— BEGIN Supplied data —

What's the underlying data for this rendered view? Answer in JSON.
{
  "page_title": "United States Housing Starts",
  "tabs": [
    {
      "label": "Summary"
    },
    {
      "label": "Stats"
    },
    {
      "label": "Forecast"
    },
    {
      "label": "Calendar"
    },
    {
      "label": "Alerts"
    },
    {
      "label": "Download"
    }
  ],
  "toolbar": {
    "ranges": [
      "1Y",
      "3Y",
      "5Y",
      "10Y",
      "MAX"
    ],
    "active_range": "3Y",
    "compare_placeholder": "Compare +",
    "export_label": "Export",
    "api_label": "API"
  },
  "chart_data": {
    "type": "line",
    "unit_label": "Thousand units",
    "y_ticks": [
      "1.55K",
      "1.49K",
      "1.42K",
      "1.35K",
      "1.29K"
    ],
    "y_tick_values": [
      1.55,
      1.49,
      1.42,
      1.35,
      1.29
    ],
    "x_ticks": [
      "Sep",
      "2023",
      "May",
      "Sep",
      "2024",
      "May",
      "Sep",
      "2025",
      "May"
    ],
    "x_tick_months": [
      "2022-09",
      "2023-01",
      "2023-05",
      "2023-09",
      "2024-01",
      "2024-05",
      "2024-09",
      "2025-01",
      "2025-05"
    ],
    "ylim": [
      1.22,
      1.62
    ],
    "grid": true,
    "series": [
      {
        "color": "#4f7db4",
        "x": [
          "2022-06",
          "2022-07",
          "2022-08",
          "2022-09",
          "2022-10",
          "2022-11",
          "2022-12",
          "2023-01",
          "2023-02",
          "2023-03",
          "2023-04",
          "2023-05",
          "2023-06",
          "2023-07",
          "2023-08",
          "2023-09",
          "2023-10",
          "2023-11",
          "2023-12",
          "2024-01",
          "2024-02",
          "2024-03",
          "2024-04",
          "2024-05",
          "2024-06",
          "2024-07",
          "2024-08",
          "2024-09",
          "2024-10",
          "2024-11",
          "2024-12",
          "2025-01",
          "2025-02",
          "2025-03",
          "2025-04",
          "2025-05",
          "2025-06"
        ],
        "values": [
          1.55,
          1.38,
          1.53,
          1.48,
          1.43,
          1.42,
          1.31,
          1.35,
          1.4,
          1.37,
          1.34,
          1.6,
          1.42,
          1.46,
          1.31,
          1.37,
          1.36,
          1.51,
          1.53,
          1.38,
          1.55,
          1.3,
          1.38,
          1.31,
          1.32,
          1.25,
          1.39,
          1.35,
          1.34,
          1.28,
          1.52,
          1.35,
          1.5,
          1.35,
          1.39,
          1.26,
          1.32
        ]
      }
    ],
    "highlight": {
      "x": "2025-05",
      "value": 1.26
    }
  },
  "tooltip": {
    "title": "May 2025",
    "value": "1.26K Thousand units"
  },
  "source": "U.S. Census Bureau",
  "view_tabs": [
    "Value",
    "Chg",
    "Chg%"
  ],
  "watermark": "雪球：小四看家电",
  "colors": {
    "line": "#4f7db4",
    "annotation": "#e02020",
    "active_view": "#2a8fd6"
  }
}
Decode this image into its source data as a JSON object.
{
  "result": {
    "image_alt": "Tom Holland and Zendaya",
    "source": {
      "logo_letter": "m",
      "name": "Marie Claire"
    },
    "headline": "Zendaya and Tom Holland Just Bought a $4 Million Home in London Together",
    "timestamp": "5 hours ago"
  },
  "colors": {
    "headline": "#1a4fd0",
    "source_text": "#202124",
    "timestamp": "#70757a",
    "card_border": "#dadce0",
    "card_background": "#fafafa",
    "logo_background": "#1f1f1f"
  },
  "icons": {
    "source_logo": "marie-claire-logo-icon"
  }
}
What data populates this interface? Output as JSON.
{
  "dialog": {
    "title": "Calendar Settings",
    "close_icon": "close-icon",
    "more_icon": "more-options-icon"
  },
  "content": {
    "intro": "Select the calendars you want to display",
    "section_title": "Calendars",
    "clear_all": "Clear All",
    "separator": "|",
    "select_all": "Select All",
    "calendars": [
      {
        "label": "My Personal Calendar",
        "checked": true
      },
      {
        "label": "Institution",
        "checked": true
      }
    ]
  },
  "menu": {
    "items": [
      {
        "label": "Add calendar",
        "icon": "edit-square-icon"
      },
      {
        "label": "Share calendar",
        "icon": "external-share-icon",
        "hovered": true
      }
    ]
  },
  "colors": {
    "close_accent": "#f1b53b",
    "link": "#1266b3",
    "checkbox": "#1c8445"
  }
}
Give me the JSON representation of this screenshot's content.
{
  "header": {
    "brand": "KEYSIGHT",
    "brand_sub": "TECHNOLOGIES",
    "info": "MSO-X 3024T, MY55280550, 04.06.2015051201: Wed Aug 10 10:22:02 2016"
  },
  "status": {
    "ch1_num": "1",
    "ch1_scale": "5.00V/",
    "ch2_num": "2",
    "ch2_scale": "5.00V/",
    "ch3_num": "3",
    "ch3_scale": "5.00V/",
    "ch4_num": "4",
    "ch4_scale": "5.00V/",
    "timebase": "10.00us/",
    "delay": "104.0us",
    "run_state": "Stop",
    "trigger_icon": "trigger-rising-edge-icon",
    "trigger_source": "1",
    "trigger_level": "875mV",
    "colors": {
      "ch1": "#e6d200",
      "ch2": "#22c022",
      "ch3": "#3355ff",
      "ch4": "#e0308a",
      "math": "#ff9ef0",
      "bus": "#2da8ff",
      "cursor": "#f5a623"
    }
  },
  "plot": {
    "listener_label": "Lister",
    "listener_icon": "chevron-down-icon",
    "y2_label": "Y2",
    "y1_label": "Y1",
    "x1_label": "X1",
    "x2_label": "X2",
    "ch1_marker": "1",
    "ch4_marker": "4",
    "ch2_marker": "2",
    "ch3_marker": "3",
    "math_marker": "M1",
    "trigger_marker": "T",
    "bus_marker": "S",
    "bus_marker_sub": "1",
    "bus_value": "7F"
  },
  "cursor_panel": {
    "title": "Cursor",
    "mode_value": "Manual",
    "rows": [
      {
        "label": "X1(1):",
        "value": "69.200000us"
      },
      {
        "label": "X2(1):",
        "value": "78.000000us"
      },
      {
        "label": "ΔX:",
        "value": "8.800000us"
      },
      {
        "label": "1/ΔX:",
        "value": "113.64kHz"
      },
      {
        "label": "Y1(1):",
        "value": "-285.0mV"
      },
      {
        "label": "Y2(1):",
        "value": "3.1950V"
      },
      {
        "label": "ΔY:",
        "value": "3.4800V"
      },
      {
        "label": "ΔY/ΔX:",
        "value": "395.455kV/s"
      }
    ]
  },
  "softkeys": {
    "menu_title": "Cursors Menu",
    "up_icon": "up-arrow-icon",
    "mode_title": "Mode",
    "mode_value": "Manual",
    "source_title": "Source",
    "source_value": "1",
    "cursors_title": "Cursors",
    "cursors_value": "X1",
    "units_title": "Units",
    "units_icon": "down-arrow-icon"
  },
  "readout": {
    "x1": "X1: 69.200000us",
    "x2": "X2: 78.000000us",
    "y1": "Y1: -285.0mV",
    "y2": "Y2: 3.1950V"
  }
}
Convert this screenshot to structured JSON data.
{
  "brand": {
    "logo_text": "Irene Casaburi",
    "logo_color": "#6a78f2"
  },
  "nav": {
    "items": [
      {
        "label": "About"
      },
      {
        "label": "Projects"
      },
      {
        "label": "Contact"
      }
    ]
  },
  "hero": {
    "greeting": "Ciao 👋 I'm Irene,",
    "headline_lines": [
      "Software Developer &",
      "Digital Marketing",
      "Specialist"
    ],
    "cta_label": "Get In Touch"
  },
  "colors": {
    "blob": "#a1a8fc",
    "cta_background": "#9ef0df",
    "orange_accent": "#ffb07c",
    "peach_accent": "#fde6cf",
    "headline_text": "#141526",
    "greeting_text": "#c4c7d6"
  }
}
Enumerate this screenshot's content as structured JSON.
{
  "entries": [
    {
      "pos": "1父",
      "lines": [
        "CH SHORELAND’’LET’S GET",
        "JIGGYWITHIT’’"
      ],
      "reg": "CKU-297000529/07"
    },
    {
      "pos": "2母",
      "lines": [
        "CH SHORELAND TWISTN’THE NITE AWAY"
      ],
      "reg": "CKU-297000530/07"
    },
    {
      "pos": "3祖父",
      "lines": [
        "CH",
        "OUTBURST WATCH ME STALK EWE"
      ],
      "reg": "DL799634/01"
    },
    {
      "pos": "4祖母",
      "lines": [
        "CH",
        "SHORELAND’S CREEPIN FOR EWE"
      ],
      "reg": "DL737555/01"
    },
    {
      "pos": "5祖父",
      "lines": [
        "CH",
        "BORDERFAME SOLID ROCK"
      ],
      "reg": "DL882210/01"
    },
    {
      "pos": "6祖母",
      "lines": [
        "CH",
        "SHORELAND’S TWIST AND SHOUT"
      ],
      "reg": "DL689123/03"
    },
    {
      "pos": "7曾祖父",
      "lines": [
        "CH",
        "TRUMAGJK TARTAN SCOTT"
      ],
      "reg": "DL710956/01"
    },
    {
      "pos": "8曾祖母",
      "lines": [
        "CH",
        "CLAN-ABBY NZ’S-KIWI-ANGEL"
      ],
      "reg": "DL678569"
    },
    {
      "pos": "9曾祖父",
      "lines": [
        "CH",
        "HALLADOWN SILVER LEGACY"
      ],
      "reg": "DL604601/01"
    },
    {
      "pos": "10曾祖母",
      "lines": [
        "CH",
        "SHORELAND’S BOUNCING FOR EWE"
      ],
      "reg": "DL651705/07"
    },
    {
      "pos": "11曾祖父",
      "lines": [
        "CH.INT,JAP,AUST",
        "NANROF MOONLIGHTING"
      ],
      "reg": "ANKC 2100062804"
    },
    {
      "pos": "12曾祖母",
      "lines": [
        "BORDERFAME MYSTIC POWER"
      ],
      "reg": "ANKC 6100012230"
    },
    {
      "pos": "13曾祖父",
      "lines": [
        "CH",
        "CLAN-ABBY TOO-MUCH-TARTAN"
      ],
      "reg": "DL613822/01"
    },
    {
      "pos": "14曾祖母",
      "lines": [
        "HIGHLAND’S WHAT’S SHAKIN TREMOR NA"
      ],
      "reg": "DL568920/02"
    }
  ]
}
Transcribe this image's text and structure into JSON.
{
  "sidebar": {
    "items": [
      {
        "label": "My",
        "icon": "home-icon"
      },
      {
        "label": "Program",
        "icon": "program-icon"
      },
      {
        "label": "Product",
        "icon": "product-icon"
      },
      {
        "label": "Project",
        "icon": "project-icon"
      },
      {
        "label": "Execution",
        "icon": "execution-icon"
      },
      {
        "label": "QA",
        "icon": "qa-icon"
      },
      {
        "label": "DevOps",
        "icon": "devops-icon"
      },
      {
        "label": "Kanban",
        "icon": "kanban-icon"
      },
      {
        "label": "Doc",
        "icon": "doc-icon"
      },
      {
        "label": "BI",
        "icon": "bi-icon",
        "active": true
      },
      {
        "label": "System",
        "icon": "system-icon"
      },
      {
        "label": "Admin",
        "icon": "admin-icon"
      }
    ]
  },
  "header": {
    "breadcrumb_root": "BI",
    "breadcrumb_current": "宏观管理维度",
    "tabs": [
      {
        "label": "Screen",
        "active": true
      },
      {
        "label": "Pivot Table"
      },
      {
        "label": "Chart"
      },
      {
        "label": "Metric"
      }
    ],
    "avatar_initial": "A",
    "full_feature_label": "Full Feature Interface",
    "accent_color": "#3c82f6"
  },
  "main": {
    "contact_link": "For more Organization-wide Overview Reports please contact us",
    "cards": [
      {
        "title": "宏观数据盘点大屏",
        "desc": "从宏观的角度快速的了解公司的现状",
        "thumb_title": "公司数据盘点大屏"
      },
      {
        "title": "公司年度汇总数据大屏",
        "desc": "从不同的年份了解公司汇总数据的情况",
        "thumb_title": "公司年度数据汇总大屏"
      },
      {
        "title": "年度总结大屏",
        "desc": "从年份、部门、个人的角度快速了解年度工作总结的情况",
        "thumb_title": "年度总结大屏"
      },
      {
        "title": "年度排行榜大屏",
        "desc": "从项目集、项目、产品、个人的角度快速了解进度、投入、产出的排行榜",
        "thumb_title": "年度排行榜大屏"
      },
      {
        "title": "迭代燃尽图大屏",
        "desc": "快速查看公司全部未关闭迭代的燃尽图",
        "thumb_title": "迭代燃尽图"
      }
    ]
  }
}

— END Supplied data —

Reproduce each line holding the word "content".

**Task answer**
  "content": {
Give me the JSON representation of this screenshot's content.
Enumerate this screenshot's content as structured JSON.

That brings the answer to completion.